CHALLENGE: Each line below is to be written out in full, exactly as shown.

ITEMS:
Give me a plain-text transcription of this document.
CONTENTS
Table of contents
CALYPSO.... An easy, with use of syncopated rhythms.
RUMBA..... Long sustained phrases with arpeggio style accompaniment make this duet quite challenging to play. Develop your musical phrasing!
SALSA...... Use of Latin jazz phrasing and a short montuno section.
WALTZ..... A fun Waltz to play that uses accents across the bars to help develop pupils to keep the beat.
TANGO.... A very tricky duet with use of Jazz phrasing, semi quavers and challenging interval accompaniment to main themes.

WRITTEN RESPONSE:
Give me a plain-text transcription of this document.
CONTENTS
Table of contents
CALYPSO.... An easy, with use of syncopated rhythms.
RUMBA..... Long sustained phrases with arpeggio style accompaniment make this duet quite challenging to play. Develop your musical phrasing!
SALSA...... Use of Latin jazz phrasing and a short montuno section.
WALTZ..... A fun Waltz to play that uses accents across the bars to help develop pupils to keep the beat.
TANGO.... A very tricky duet with use of Jazz phrasing, semi quavers and challenging interval accompaniment to main themes.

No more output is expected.